WHAT YOU HAVE TO DO
Search the data for the word "según" and copy every line that contains it.

SUPPLIED DATA
------------------------------------------------

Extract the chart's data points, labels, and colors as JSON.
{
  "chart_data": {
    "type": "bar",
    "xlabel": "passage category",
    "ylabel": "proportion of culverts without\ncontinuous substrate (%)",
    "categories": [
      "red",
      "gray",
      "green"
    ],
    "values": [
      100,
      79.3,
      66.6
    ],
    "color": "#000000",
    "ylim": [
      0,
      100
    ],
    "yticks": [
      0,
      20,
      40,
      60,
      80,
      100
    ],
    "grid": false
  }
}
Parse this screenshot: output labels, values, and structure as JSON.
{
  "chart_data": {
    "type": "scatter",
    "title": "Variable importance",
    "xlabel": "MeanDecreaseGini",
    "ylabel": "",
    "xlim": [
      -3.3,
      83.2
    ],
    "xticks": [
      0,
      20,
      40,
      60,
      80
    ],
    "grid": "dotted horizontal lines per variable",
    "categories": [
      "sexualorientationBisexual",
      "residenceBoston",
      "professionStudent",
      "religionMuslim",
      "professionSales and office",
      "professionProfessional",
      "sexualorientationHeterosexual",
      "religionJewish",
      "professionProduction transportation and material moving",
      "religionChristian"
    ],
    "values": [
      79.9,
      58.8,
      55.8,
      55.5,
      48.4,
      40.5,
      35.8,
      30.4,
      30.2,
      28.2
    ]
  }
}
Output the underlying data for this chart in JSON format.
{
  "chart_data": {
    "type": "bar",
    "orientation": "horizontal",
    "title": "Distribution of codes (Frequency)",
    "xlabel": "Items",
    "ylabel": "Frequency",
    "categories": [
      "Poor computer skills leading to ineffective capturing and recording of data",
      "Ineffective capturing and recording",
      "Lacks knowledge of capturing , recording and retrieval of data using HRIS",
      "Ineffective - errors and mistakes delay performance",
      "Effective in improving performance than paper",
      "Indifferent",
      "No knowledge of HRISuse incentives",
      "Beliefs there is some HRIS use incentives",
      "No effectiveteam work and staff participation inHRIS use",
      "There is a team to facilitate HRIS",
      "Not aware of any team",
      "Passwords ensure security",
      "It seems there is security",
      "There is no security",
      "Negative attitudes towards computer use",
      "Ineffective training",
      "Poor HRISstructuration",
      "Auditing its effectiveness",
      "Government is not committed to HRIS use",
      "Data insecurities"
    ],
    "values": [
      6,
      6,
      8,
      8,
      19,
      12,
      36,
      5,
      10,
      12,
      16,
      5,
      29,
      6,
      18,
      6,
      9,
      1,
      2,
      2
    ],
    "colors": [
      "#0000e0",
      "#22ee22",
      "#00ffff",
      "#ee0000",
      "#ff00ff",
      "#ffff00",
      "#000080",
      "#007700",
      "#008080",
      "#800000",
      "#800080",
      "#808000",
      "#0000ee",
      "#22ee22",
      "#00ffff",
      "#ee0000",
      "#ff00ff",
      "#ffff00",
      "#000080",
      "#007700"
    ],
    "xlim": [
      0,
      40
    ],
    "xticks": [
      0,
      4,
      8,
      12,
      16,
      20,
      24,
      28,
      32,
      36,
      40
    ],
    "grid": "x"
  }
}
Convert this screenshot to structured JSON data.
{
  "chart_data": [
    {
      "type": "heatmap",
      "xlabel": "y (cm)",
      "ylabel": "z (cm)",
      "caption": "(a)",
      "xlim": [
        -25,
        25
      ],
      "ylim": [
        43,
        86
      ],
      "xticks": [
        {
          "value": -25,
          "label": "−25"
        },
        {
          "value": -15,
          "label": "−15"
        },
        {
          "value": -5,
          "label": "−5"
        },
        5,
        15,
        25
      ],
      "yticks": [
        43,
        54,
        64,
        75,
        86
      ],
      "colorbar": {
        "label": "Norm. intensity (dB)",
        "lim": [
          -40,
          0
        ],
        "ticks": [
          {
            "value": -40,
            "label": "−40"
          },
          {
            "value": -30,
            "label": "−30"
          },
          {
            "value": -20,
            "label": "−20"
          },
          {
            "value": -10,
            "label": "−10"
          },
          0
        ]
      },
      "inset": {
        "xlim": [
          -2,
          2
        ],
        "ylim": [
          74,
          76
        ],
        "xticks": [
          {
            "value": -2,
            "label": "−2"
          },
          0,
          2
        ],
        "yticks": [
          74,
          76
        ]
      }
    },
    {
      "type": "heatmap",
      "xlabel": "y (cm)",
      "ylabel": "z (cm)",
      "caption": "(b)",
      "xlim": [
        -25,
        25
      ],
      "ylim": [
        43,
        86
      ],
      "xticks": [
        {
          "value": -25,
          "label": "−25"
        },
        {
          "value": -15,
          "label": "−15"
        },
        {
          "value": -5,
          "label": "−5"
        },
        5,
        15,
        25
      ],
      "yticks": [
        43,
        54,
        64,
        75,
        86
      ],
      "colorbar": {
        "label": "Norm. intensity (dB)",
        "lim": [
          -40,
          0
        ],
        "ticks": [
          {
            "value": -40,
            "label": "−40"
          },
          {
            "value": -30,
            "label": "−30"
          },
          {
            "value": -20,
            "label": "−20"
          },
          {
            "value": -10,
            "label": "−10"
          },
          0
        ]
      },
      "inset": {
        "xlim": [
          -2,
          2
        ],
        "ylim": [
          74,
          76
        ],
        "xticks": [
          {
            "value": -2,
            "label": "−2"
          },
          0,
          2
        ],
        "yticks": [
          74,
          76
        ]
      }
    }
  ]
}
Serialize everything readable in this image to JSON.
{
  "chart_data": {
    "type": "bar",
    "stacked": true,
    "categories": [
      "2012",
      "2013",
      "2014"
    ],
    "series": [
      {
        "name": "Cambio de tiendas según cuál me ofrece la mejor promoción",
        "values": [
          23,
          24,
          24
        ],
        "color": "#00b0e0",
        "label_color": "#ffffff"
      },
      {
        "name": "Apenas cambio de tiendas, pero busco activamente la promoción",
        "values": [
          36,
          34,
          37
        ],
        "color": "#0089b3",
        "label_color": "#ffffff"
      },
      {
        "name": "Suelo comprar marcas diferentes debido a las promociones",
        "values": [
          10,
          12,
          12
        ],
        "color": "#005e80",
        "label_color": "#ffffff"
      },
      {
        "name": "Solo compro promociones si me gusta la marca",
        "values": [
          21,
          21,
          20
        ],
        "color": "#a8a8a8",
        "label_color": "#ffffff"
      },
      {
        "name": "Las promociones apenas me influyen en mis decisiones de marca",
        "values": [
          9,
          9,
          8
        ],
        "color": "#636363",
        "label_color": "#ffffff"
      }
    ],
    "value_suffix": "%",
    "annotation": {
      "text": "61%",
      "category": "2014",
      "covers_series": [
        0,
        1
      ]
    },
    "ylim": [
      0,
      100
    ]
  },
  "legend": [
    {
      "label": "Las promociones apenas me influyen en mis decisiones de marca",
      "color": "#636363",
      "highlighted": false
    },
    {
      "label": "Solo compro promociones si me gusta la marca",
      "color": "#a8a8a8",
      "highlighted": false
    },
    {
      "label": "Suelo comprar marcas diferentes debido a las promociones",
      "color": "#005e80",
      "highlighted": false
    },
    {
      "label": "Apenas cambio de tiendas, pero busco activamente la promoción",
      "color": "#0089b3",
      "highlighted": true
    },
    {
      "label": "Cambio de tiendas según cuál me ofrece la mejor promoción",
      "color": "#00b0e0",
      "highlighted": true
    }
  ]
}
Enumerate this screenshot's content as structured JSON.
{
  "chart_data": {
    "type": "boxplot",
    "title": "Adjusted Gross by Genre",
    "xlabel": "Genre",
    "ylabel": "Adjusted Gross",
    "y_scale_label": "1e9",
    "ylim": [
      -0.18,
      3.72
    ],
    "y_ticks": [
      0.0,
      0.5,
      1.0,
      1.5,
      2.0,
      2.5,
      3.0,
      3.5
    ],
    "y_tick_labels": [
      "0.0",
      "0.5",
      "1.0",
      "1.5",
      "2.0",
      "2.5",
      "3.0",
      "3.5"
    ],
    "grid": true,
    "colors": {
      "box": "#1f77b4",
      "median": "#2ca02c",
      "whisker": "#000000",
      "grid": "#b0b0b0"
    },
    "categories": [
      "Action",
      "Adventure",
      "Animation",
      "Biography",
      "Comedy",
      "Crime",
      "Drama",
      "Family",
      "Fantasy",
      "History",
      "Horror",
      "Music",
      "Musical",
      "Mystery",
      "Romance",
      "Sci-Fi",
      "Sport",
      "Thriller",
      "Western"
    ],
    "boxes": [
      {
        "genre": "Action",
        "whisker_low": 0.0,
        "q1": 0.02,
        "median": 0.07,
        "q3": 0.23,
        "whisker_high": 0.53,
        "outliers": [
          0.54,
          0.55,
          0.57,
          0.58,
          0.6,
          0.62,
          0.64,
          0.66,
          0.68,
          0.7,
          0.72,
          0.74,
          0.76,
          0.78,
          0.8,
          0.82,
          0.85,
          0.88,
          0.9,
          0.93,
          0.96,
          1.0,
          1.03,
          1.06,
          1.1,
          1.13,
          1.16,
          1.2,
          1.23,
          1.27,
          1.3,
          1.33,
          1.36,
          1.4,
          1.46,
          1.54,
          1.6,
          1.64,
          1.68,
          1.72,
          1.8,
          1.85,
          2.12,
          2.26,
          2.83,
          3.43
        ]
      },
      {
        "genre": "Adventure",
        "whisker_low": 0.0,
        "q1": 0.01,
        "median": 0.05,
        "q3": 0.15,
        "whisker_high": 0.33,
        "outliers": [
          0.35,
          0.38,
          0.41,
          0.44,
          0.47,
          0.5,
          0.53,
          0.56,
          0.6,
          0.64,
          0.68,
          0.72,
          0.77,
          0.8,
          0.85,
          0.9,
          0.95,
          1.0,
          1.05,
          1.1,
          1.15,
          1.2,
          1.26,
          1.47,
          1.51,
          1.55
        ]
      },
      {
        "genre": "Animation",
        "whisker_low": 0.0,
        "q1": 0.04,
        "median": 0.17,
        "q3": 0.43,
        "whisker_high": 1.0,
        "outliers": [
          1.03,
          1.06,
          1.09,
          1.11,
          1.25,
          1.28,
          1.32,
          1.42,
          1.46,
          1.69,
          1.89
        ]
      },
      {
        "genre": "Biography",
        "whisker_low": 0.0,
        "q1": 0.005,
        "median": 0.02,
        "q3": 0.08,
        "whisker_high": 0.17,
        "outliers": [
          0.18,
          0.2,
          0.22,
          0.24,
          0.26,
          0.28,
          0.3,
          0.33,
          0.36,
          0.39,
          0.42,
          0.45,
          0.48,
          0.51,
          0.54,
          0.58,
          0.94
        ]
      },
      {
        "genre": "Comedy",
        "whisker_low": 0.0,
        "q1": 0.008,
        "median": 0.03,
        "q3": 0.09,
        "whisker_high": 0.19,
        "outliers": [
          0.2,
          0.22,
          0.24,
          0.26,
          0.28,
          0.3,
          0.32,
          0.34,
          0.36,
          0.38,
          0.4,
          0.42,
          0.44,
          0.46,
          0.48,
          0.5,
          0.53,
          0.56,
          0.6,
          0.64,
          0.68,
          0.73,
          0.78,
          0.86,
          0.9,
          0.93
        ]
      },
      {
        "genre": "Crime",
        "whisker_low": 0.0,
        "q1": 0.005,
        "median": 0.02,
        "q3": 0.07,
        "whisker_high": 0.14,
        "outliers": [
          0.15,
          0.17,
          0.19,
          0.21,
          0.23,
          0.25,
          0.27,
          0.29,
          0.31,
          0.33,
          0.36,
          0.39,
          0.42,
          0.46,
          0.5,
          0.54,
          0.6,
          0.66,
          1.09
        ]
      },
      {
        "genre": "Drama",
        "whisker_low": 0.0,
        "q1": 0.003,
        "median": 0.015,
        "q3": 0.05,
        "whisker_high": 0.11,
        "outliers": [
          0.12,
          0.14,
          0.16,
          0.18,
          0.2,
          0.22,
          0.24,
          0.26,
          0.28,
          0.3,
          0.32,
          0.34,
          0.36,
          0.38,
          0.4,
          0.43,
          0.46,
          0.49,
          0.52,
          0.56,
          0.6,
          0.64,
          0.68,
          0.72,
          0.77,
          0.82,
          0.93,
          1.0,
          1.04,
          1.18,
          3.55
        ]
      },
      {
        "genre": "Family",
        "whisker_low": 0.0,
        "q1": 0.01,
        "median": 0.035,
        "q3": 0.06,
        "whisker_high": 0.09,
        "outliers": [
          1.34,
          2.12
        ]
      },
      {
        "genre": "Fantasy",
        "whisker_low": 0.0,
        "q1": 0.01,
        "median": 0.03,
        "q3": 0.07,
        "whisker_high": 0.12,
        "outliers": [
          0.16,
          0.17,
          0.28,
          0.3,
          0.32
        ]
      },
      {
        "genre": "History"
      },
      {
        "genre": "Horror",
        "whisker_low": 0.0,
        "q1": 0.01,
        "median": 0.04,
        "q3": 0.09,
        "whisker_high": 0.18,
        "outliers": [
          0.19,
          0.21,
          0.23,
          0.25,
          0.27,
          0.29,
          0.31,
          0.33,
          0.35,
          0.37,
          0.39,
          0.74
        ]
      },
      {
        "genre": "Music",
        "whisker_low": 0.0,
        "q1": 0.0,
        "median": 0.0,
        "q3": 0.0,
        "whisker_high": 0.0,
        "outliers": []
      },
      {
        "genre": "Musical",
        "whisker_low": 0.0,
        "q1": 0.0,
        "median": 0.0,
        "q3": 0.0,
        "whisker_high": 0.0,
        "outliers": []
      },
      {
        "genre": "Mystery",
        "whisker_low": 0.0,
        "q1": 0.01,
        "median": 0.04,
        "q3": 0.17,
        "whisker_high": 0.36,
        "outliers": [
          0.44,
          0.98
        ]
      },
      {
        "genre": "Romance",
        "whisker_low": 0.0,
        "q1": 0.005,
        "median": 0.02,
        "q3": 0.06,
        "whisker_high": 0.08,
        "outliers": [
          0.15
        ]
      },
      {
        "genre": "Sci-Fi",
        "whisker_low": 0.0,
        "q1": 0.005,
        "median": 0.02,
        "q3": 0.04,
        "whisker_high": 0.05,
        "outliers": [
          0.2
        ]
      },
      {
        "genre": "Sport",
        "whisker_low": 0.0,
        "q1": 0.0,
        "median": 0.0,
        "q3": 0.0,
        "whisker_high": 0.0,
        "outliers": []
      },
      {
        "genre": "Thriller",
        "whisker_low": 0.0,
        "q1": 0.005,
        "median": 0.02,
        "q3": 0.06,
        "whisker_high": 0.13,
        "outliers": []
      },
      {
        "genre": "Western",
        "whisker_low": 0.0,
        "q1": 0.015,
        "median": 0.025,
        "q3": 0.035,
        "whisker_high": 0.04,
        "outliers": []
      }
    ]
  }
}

------------------------------------------------

TASK RESPONSE
        "name": "Cambio de tiendas según cuál me ofrece la mejor promoción",
      "label": "Cambio de tiendas según cuál me ofrece la mejor promoción",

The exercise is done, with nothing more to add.